>>>

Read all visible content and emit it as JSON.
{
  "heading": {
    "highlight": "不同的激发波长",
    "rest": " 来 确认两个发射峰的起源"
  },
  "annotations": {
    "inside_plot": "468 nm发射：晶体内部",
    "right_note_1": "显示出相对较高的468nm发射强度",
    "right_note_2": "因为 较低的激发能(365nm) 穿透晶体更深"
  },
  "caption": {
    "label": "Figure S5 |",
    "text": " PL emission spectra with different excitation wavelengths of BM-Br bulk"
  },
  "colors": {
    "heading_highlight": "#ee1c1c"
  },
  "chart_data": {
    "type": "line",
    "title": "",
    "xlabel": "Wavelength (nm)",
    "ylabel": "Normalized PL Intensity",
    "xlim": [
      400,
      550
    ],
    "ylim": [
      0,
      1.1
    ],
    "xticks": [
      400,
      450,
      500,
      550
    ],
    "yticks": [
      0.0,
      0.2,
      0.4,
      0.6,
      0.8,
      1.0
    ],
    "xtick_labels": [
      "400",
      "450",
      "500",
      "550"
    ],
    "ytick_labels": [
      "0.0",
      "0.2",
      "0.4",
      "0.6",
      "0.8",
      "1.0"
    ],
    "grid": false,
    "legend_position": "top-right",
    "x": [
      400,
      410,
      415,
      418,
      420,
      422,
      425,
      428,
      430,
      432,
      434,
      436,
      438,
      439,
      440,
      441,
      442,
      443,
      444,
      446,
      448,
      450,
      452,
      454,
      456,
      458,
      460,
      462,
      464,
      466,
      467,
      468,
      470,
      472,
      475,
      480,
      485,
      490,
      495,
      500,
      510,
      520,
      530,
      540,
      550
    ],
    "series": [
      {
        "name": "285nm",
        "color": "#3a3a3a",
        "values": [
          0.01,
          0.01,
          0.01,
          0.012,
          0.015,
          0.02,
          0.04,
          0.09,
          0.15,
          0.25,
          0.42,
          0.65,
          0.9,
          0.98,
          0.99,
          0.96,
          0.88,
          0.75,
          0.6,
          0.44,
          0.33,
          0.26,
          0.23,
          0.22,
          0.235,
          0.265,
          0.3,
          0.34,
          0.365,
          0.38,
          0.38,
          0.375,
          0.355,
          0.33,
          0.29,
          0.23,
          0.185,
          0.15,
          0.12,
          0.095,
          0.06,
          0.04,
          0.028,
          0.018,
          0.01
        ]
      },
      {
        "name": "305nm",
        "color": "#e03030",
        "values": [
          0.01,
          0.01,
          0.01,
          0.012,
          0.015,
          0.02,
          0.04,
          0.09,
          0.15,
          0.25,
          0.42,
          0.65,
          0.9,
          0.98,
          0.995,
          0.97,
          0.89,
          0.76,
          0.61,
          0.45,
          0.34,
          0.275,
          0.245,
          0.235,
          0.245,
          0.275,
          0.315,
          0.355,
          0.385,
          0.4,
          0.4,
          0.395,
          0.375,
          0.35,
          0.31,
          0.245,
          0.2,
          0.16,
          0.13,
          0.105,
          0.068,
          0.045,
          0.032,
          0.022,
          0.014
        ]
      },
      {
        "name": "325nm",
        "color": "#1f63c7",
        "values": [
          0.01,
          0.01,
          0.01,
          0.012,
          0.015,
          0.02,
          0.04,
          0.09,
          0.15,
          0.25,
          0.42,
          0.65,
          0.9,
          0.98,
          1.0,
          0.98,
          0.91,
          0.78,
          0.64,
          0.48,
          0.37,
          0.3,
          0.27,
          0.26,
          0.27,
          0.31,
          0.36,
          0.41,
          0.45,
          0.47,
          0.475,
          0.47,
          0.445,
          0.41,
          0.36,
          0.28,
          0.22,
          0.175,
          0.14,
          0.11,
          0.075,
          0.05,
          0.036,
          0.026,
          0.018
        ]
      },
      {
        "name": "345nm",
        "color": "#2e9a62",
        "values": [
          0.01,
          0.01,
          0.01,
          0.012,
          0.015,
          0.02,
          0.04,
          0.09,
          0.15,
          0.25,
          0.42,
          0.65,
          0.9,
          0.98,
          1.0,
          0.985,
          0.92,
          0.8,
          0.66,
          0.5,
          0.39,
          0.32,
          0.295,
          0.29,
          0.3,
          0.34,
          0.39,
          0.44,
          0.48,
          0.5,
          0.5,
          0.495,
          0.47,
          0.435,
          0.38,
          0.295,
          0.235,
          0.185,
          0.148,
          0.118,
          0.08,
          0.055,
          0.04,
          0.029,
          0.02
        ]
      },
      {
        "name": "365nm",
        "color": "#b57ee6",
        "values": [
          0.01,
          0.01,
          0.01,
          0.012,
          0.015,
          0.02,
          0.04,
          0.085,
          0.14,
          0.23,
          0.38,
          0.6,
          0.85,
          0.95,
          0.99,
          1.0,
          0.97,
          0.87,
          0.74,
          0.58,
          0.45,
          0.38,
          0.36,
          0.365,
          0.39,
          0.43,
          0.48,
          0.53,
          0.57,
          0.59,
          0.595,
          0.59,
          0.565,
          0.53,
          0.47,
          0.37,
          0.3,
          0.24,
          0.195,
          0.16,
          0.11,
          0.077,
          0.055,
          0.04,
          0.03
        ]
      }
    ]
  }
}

<<<

* Work instructions
Give back the whole listing exactly as it reads.

* Response to this task
Read all visible content and emit it as JSON.
{
  "heading": {
    "highlight": "不同的激发波长",
    "rest": " 来 确认两个发射峰的起源"
  },
  "annotations": {
    "inside_plot": "468 nm发射：晶体内部",
    "right_note_1": "显示出相对较高的468nm发射强度",
    "right_note_2": "因为 较低的激发能(365nm) 穿透晶体更深"
  },
  "caption": {
    "label": "Figure S5 |",
    "text": " PL emission spectra with different excitation wavelengths of BM-Br bulk"
  },
  "colors": {
    "heading_highlight": "#ee1c1c"
  },
  "chart_data": {
    "type": "line",
    "title": "",
    "xlabel": "Wavelength (nm)",
    "ylabel": "Normalized PL Intensity",
    "xlim": [
      400,
      550
    ],
    "ylim": [
      0,
      1.1
    ],
    "xticks": [
      400,
      450,
      500,
      550
    ],
    "yticks": [
      0.0,
      0.2,
      0.4,
      0.6,
      0.8,
      1.0
    ],
    "xtick_labels": [
      "400",
      "450",
      "500",
      "550"
    ],
    "ytick_labels": [
      "0.0",
      "0.2",
      "0.4",
      "0.6",
      "0.8",
      "1.0"
    ],
    "grid": false,
    "legend_position": "top-right",
    "x": [
      400,
      410,
      415,
      418,
      420,
      422,
      425,
      428,
      430,
      432,
      434,
      436,
      438,
      439,
      440,
      441,
      442,
      443,
      444,
      446,
      448,
      450,
      452,
      454,
      456,
      458,
      460,
      462,
      464,
      466,
      467,
      468,
      470,
      472,
      475,
      480,
      485,
      490,
      495,
      500,
      510,
      520,
      530,
      540,
      550
    ],
    "series": [
      {
        "name": "285nm",
        "color": "#3a3a3a",
        "values": [
          0.01,
          0.01,
          0.01,
          0.012,
          0.015,
          0.02,
          0.04,
          0.09,
          0.15,
          0.25,
          0.42,
          0.65,
          0.9,
          0.98,
          0.99,
          0.96,
          0.88,
          0.75,
          0.6,
          0.44,
          0.33,
          0.26,
          0.23,
          0.22,
          0.235,
          0.265,
          0.3,
          0.34,
          0.365,
          0.38,
          0.38,
          0.375,
          0.355,
          0.33,
          0.29,
          0.23,
          0.185,
          0.15,
          0.12,
          0.095,
          0.06,
          0.04,
          0.028,
          0.018,
          0.01
        ]
      },
      {
        "name": "305nm",
        "color": "#e03030",
        "values": [
          0.01,
          0.01,
          0.01,
          0.012,
          0.015,
          0.02,
          0.04,
          0.09,
          0.15,
          0.25,
          0.42,
          0.65,
          0.9,
          0.98,
          0.995,
          0.97,
          0.89,
          0.76,
          0.61,
          0.45,
          0.34,
          0.275,
          0.245,
          0.235,
          0.245,
          0.275,
          0.315,
          0.355,
          0.385,
          0.4,
          0.4,
          0.395,
          0.375,
          0.35,
          0.31,
          0.245,
          0.2,
          0.16,
          0.13,
          0.105,
          0.068,
          0.045,
          0.032,
          0.022,
          0.014
        ]
      },
      {
        "name": "325nm",
        "color": "#1f63c7",
        "values": [
          0.01,
          0.01,
          0.01,
          0.012,
          0.015,
          0.02,
          0.04,
          0.09,
          0.15,
          0.25,
          0.42,
          0.65,
          0.9,
          0.98,
          1.0,
          0.98,
          0.91,
          0.78,
          0.64,
          0.48,
          0.37,
          0.3,
          0.27,
          0.26,
          0.27,
          0.31,
          0.36,
          0.41,
          0.45,
          0.47,
          0.475,
          0.47,
          0.445,
          0.41,
          0.36,
          0.28,
          0.22,
          0.175,
          0.14,
          0.11,
          0.075,
          0.05,
          0.036,
          0.026,
          0.018
        ]
      },
      {
        "name": "345nm",
        "color": "#2e9a62",
        "values": [
          0.01,
          0.01,
          0.01,
          0.012,
          0.015,
          0.02,
          0.04,
          0.09,
          0.15,
          0.25,
          0.42,
          0.65,
          0.9,
          0.98,
          1.0,
          0.985,
          0.92,
          0.8,
          0.66,
          0.5,
          0.39,
          0.32,
          0.295,
          0.29,
          0.3,
          0.34,
          0.39,
          0.44,
          0.48,
          0.5,
          0.5,
          0.495,
          0.47,
          0.435,
          0.38,
          0.295,
          0.235,
          0.185,
          0.148,
          0.118,
          0.08,
          0.055,
          0.04,
          0.029,
          0.02
        ]
      },
      {
        "name": "365nm",
        "color": "#b57ee6",
        "values": [
          0.01,
          0.01,
          0.01,
          0.012,
          0.015,
          0.02,
          0.04,
          0.085,
          0.14,
          0.23,
          0.38,
          0.6,
          0.85,
          0.95,
          0.99,
          1.0,
          0.97,
          0.87,
          0.74,
          0.58,
          0.45,
          0.38,
          0.36,
          0.365,
          0.39,
          0.43,
          0.48,
          0.53,
          0.57,
          0.59,
          0.595,
          0.59,
          0.565,
          0.53,
          0.47,
          0.37,
          0.3,
          0.24,
          0.195,
          0.16,
          0.11,
          0.077,
          0.055,
          0.04,
          0.03
        ]
      }
    ]
  }
}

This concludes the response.